Pick out every line of the entries below where "ingredients" occurs, and copy those lines.

[Data entries]
+ + + + + + +
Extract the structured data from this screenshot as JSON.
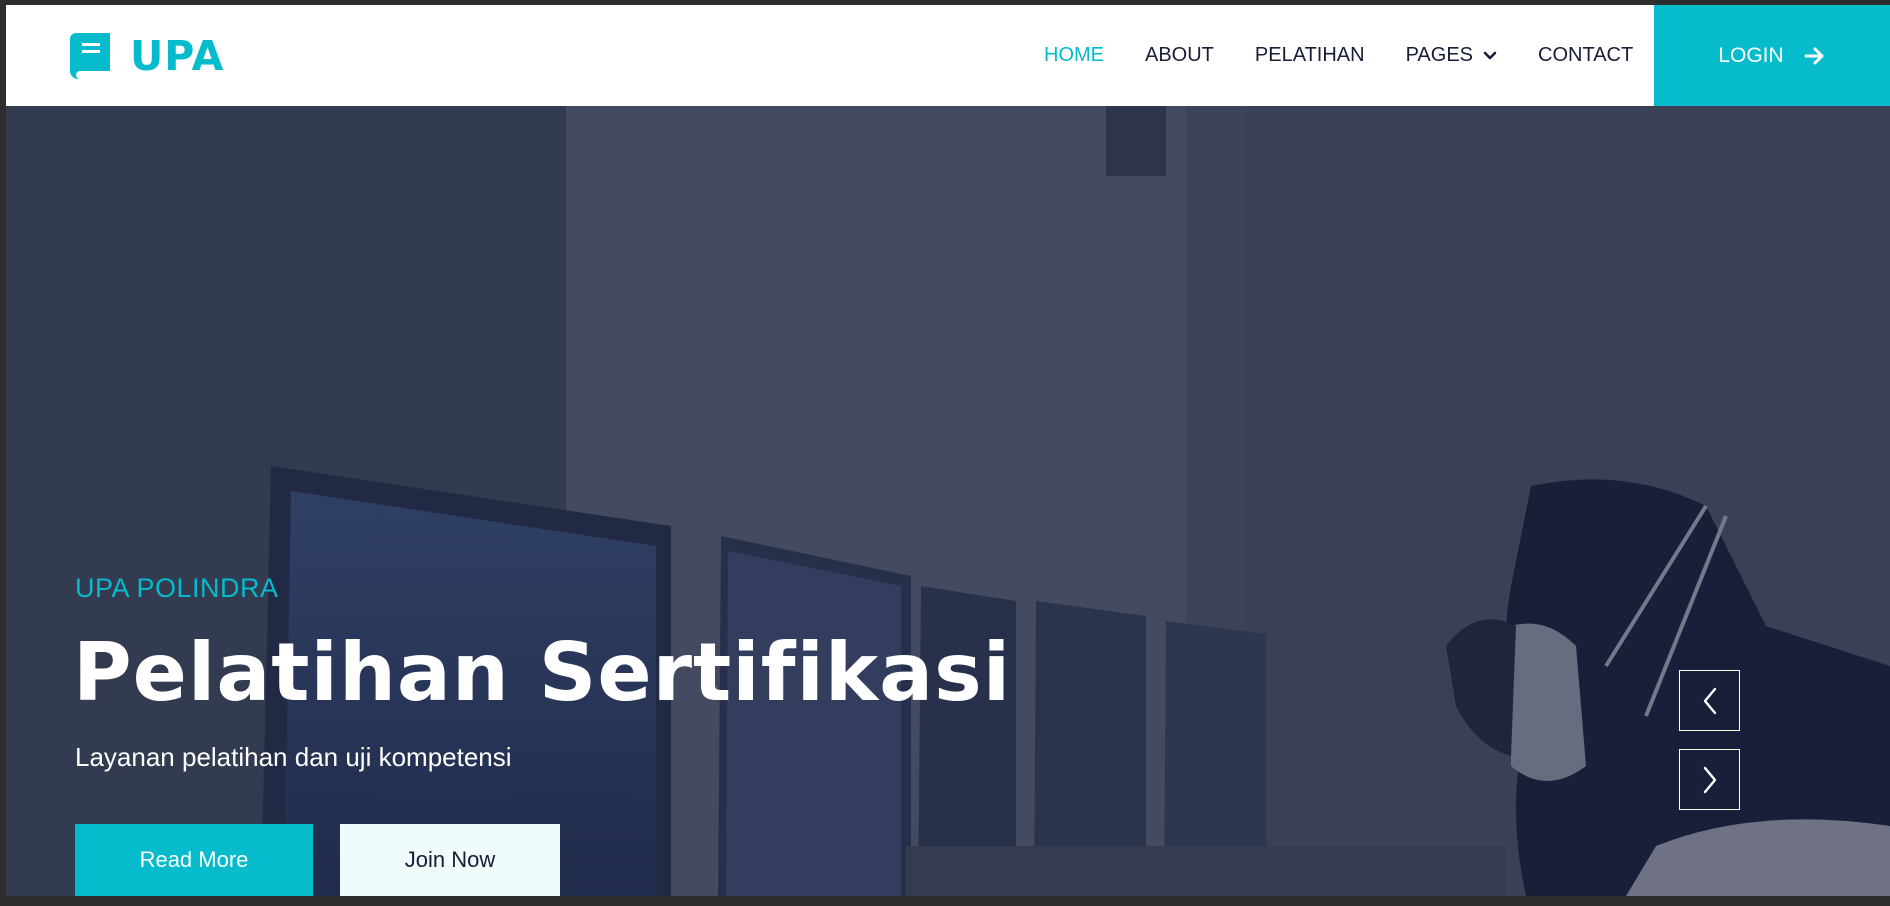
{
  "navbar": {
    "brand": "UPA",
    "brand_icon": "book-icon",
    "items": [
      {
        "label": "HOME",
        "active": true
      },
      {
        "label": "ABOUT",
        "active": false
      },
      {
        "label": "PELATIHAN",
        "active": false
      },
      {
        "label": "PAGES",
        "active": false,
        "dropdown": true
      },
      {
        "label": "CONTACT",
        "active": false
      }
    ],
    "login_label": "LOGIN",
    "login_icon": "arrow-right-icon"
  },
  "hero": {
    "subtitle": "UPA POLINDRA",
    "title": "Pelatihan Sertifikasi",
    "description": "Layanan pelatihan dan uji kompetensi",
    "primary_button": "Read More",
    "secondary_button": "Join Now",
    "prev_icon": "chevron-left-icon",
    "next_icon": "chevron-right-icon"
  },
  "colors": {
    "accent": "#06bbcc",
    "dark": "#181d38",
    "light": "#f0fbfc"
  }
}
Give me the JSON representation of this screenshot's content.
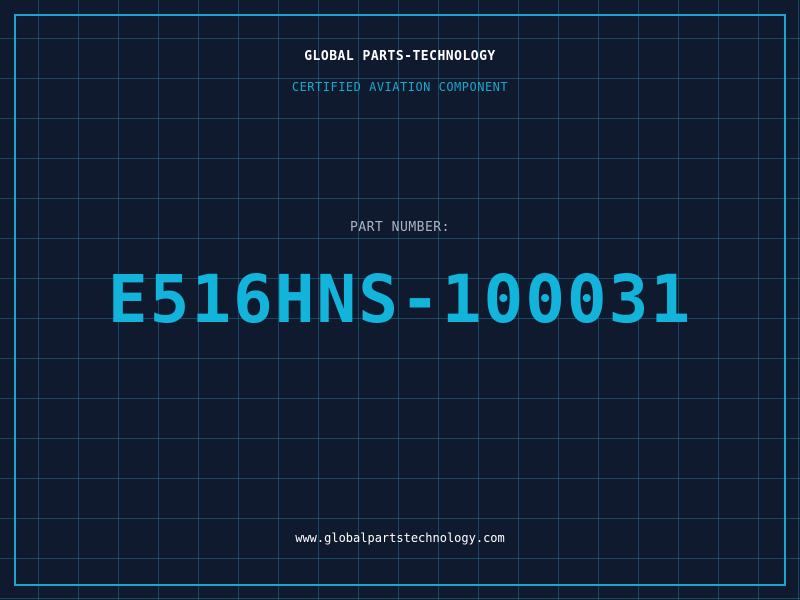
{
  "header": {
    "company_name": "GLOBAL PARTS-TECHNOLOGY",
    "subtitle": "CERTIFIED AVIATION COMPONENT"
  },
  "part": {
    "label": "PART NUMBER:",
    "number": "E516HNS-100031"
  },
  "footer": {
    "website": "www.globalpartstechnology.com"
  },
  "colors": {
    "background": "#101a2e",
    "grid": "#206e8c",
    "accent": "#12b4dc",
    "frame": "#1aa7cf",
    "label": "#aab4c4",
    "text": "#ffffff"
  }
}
+ + + + + + +
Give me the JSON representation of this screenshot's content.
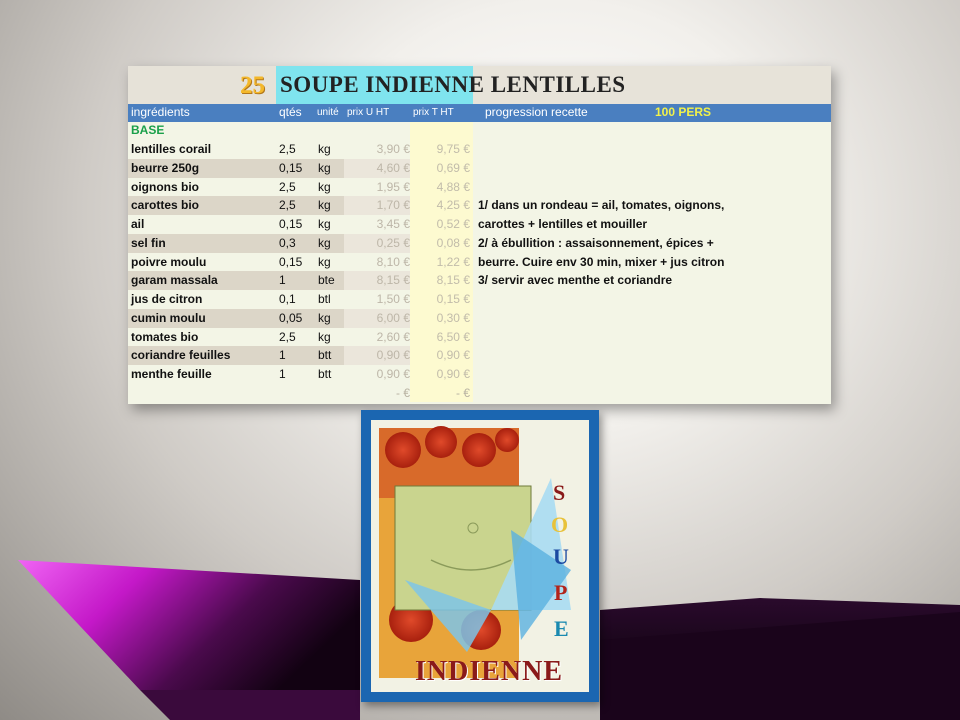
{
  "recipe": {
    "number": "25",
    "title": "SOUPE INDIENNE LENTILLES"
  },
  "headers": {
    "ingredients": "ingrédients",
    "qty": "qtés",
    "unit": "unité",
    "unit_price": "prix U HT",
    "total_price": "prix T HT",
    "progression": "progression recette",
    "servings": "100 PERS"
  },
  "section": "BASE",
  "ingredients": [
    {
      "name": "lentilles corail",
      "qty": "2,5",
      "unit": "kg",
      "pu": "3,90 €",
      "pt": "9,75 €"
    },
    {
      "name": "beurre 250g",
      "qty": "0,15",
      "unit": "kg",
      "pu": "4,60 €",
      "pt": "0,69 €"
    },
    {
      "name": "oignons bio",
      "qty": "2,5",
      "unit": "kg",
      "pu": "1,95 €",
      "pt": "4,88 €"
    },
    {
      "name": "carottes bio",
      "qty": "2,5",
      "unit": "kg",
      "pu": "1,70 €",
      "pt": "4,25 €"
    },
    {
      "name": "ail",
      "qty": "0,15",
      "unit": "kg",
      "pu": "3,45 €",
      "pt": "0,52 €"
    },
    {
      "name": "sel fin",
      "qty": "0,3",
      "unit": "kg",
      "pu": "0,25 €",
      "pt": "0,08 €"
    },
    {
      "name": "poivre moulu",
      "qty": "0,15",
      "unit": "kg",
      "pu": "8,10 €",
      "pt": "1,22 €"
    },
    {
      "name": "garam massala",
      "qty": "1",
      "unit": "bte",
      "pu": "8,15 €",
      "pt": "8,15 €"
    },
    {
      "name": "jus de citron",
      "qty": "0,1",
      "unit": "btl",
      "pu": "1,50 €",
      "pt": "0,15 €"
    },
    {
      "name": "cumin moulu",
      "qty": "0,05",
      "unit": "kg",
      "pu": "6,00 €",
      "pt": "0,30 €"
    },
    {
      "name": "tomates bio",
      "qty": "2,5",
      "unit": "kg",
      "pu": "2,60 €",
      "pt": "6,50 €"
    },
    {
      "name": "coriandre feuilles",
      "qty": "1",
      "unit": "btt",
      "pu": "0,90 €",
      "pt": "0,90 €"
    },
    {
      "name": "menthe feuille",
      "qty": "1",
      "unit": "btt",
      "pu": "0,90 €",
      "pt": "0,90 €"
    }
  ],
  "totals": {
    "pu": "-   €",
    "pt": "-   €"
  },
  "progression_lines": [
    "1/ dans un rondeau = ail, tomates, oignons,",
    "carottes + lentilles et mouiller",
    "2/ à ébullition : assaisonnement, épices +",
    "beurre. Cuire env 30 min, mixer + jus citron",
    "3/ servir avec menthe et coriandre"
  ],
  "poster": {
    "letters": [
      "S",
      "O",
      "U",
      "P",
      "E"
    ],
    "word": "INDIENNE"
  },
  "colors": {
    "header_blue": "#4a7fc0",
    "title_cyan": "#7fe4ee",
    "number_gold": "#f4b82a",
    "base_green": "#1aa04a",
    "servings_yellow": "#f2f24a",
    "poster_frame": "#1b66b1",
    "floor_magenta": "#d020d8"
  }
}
+ + + + + + +
- **Solved exercise**
    "ingredients": "ingrédients",
  "ingredients": [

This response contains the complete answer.